(begin)

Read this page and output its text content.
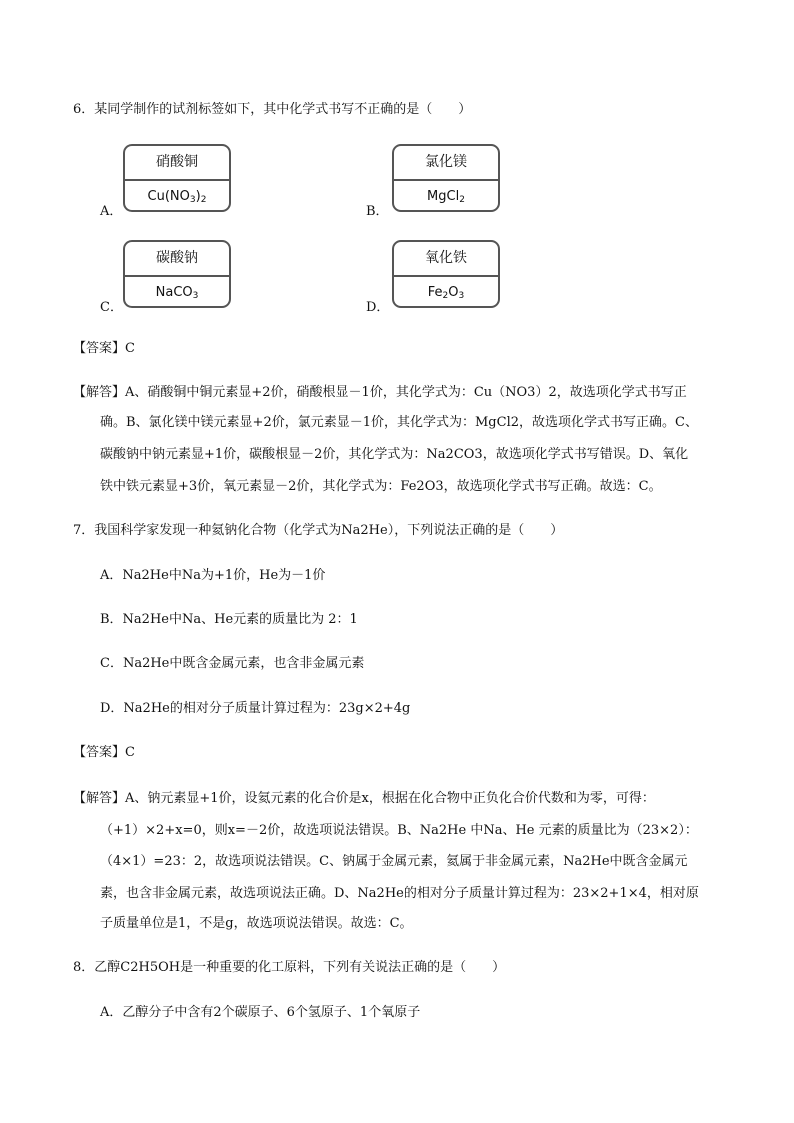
6．某同学制作的试剂标签如下，其中化学式书写不正确的是（　　）
硝酸铜
$Cu(NO_3)_2$
A．
氯化镁
MgCl$_2$
B．
碳酸钠
NaCO$_3$
C．
氧化铁
$Fe_2O_3$
D．
【答案】C
【解答】A、硝酸铜中铜元素显+2价，硝酸根显－1价，其化学式为：Cu（NO3）2，故选项化学式书写正
确。B、氯化镁中镁元素显+2价，氯元素显－1价，其化学式为：MgCl2，故选项化学式书写正确。C、
碳酸钠中钠元素显+1价，碳酸根显－2价，其化学式为：Na2CO3，故选项化学式书写错误。D、氧化
铁中铁元素显+3价，氧元素显－2价，其化学式为：Fe2O3，故选项化学式书写正确。故选：C。
7．我国科学家发现一种氦钠化合物（化学式为Na2He），下列说法正确的是（　　）
A．Na2He中Na为+1价，He为－1价
B．Na2He中Na、He元素的质量比为 2：1
C．Na2He中既含金属元素，也含非金属元素
D．Na2He的相对分子质量计算过程为：23g×2+4g
【答案】C
【解答】A、钠元素显+1价，设氦元素的化合价是x，根据在化合物中正负化合价代数和为零，可得：
（+1）×2+x=0，则x=－2价，故选项说法错误。B、Na2He 中Na、He 元素的质量比为（23×2）：
（4×1）=23：2，故选项说法错误。C、钠属于金属元素，氦属于非金属元素，Na2He中既含金属元
素，也含非金属元素，故选项说法正确。D、Na2He的相对分子质量计算过程为：23×2+1×4，相对原
子质量单位是1，不是g，故选项说法错误。故选：C。
8．乙醇C2H5OH是一种重要的化工原料，下列有关说法正确的是（　　）
A．乙醇分子中含有2个碳原子、6个氢原子、1个氧原子
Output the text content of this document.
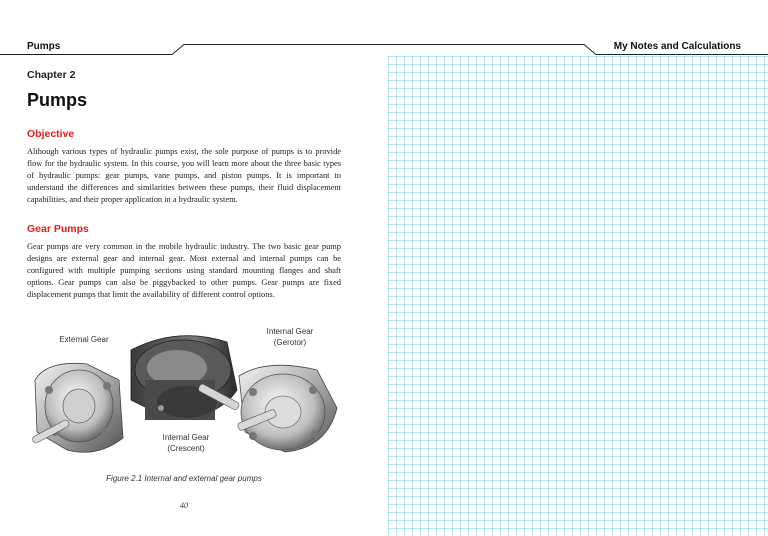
Pumps	My Notes and Calculations
Chapter 2
Pumps
Objective

Although various types of hydraulic pumps exist, the sole purpose of pumps is to provide flow for the hydraulic system. In this course, you will learn more about the three basic types of hydraulic pumps: gear pumps, vane pumps, and piston pumps. It is important to understand the differences and similarities between these pumps, their fluid displacement capabilities, and their proper application in a hydraulic system.

Gear Pumps

Gear pumps are very common in the mobile hydraulic industry. The two basic gear pump designs are external gear and internal gear. Most external and internal pumps can be configured with multiple pumping sections using standard mounting flanges and shaft options. Gear pumps can also be piggybacked to other pumps. Gear pumps are fixed displacement pumps that limit the availability of different control options.

External Gear
Internal Gear
(Gerotor)
Internal Gear
(Crescent)
Figure 2.1 Internal and external gear pumps
40
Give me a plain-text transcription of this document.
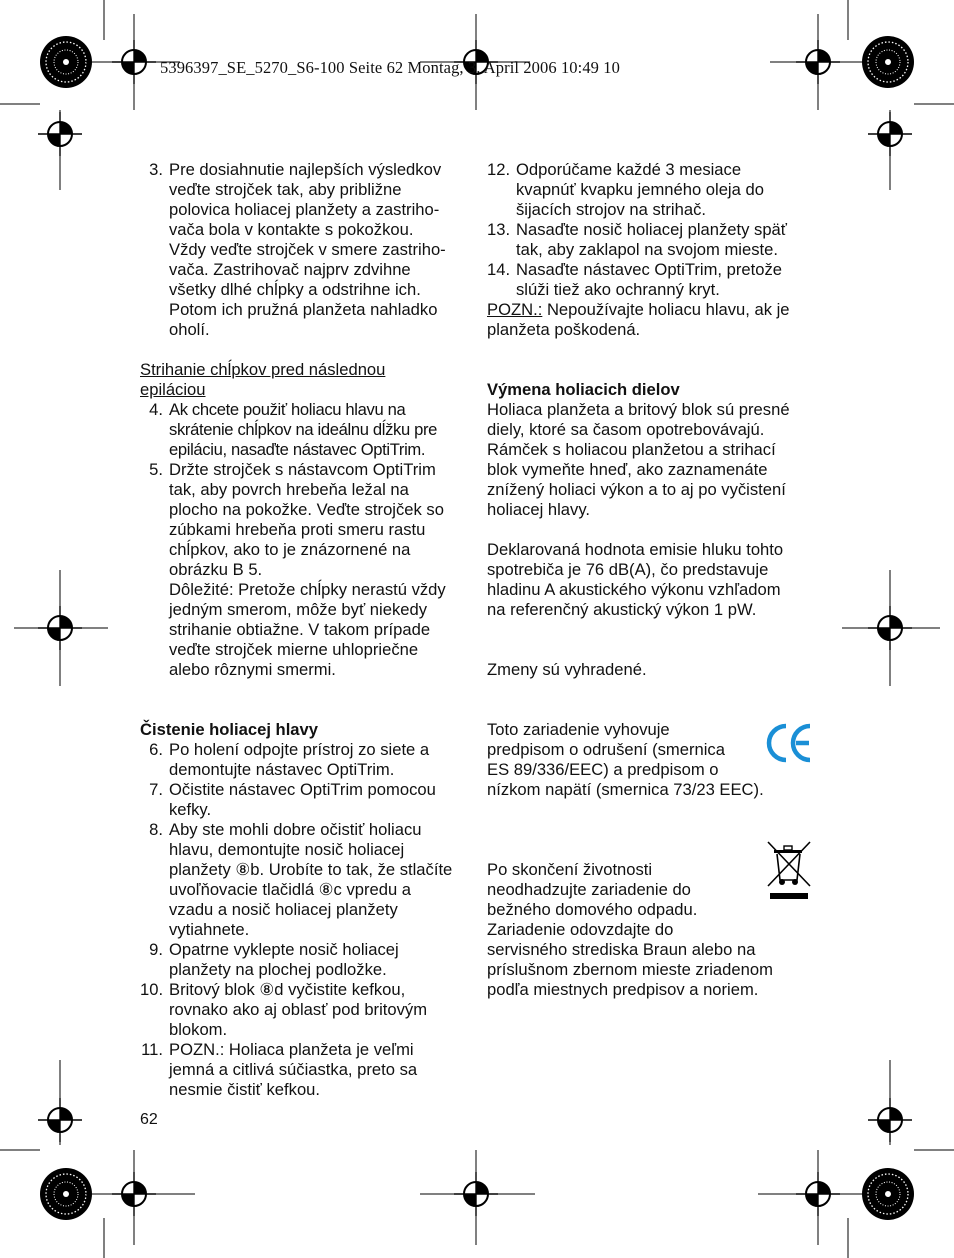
5396397_SE_5270_S6-100 Seite 62 Montag, 3. April 2006 10:49 10
3. Pre dosiahnutie najlepších výsledkov
veďte strojček tak, aby približne
polovica holiacej planžety a zastriho-
vača bola v kontakte s pokožkou.
Vždy veďte strojček v smere zastriho-
vača. Zastrihovač najprv zdvihne
všetky dlhé chĺpky a odstrihne ich.
Potom ich pružná planžeta nahladko
oholí.
Strihanie chĺpkov pred následnou
epiláciou
4. Ak chcete použiť holiacu hlavu na
skrátenie chĺpkov na ideálnu dĺžku pre
epiláciu, nasaďte nástavec OptiTrim.
5. Držte strojček s nástavcom OptiTrim
tak, aby povrch hrebeňa ležal na
plocho na pokožke. Veďte strojček so
zúbkami hrebeňa proti smeru rastu
chĺpkov, ako to je znázornené na
obrázku B 5.
Dôležité: Pretože chĺpky nerastú vždy
jedným smerom, môže byť niekedy
strihanie obtiažne. V takom prípade
veďte strojček mierne uhlopriečne
alebo rôznymi smermi.
Čistenie holiacej hlavy
6. Po holení odpojte prístroj zo siete a
demontujte nástavec OptiTrim.
7. Očistite nástavec OptiTrim pomocou
kefky.
8. Aby ste mohli dobre očistiť holiacu
hlavu, demontujte nosič holiacej
planžety ⑧b. Urobíte to tak, že stlačíte
uvoľňovacie tlačidlá ⑧c vpredu a
vzadu a nosič holiacej planžety
vytiahnete.
9. Opatrne vyklepte nosič holiacej
planžety na plochej podložke.
10. Britový blok ⑧d vyčistite kefkou,
rovnako ako aj oblasť pod britovým
blokom.
11. POZN.: Holiaca planžeta je veľmi
jemná a citlivá súčiastka, preto sa
nesmie čistiť kefkou.
12. Odporúčame každé 3 mesiace
kvapnúť kvapku jemného oleja do
šijacích strojov na strihač.
13. Nasaďte nosič holiacej planžety späť
tak, aby zaklapol na svojom mieste.
14. Nasaďte nástavec OptiTrim, pretože
slúži tiež ako ochranný kryt.
POZN.: Nepoužívajte holiacu hlavu, ak je
planžeta poškodená.
Výmena holiacich dielov
Holiaca planžeta a britový blok sú presné
diely, ktoré sa časom opotrebovávajú.
Rámček s holiacou planžetou a strihací
blok vymeňte hneď, ako zaznamenáte
znížený holiaci výkon a to aj po vyčistení
holiacej hlavy.
Deklarovaná hodnota emisie hluku tohto
spotrebiča je 76 dB(A), čo predstavuje
hladinu A akustického výkonu vzhľadom
na referenčný akustický výkon 1 pW.
Zmeny sú vyhradené.
Toto zariadenie vyhovuje
predpisom o odrušení (smernica
ES 89/336/EEC) a predpisom o
nízkom napätí (smernica 73/23 EEC).
Po skončení životnosti
neodhadzujte zariadenie do
bežného domového odpadu.
Zariadenie odovzdajte do
servisného strediska Braun alebo na
príslušnom zbernom mieste zriadenom
podľa miestnych predpisov a noriem.
62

(end)

* [WHAT YOU NEED TO DO]
Report how many lines above hold the string "holiacu", giving nothing but the number.

* [THE REPLY]
3